- Dataset entries:

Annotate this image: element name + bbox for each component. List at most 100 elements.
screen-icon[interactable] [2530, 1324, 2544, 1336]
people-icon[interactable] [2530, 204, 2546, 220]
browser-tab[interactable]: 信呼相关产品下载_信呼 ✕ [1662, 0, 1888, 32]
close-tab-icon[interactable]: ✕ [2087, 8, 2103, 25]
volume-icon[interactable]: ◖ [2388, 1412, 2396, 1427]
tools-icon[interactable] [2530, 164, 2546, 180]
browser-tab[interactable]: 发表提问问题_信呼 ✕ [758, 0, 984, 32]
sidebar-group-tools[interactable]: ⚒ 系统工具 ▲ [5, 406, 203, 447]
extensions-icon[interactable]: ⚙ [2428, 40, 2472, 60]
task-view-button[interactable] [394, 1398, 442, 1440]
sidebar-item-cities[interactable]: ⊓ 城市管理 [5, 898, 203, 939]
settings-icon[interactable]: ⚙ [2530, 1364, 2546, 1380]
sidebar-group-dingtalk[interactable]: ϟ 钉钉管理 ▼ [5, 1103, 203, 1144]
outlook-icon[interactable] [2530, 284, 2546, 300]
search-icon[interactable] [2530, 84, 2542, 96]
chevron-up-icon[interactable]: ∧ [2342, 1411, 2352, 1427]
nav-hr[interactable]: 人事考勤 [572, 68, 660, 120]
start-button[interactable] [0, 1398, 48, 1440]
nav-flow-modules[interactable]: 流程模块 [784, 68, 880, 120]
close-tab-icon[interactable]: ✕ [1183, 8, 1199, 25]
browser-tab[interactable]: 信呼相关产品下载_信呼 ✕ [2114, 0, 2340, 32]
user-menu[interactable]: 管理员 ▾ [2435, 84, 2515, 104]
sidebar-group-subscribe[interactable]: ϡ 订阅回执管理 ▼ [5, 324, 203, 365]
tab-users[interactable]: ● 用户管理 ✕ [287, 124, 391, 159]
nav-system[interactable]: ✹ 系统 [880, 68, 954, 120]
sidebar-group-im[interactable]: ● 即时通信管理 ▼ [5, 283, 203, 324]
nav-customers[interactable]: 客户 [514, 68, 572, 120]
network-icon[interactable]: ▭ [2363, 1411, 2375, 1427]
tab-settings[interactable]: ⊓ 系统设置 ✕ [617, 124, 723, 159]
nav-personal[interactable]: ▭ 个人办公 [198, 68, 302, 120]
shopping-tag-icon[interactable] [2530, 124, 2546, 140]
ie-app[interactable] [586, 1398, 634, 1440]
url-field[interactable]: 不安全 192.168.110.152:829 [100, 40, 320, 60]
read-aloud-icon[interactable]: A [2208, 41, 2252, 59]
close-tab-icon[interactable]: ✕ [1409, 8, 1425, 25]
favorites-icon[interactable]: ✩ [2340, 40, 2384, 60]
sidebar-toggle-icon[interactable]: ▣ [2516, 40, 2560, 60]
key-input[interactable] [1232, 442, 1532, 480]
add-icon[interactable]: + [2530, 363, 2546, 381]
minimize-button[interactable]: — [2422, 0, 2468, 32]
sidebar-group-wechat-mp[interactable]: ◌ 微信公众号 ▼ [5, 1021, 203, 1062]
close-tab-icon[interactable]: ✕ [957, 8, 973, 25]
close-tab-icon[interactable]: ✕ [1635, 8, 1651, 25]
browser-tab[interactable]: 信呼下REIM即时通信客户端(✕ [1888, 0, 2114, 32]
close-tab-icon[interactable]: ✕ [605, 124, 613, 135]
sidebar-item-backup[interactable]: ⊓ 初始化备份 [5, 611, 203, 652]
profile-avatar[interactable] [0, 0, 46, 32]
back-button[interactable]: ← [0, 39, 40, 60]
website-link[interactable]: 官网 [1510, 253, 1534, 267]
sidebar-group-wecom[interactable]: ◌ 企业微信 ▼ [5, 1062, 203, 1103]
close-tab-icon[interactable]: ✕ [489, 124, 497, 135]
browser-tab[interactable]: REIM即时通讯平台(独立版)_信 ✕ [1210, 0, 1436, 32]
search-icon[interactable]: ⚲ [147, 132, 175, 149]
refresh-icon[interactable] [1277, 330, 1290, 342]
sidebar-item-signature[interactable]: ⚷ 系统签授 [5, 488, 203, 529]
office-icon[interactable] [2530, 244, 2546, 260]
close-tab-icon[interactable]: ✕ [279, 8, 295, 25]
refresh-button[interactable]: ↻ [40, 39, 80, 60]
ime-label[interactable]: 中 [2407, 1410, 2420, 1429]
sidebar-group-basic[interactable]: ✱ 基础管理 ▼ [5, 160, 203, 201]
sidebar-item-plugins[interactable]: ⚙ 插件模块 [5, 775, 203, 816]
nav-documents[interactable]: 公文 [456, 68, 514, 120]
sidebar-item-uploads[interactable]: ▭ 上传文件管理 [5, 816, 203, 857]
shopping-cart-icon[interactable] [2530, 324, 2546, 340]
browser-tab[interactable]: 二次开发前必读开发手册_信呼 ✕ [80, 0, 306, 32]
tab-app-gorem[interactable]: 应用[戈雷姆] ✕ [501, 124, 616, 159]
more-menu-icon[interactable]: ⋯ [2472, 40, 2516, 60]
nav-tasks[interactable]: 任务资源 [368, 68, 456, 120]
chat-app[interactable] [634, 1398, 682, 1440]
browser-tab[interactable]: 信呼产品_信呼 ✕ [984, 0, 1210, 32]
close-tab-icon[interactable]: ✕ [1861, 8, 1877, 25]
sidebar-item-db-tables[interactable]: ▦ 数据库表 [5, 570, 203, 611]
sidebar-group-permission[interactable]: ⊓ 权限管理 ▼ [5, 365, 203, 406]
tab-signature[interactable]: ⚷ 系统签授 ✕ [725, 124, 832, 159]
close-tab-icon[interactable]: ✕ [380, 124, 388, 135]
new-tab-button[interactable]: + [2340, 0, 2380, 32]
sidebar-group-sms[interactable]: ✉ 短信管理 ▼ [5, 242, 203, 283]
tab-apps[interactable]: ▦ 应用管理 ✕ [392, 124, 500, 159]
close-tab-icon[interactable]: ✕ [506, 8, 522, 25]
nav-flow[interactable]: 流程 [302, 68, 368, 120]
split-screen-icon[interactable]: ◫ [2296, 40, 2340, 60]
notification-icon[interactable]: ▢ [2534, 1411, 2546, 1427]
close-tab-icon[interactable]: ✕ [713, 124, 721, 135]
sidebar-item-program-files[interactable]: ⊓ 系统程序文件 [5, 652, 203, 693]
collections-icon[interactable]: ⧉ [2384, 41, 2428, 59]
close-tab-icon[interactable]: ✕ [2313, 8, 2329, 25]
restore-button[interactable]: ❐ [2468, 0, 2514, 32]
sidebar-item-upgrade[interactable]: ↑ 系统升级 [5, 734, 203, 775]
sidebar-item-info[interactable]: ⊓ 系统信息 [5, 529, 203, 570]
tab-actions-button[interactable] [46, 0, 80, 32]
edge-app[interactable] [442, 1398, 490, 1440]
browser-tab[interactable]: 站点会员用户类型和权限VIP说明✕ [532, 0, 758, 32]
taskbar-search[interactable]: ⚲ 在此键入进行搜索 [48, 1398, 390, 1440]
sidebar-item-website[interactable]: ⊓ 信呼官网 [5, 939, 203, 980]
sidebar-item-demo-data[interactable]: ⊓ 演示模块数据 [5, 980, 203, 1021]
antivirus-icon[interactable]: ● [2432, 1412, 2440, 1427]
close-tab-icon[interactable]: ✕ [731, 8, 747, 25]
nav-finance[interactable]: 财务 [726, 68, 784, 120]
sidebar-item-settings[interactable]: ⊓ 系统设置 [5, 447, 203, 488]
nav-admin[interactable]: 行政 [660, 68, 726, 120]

- Work order:
Go through the records above, find every line with the word "button", and list those lines.

- Answer for this exercise:
task-view-button[interactable] [394, 1398, 442, 1440]
start-button[interactable] [0, 1398, 48, 1440]
minimize-button[interactable]: — [2422, 0, 2468, 32]
back-button[interactable]: ← [0, 39, 40, 60]
refresh-button[interactable]: ↻ [40, 39, 80, 60]
new-tab-button[interactable]: + [2340, 0, 2380, 32]
restore-button[interactable]: ❐ [2468, 0, 2514, 32]
tab-actions-button[interactable] [46, 0, 80, 32]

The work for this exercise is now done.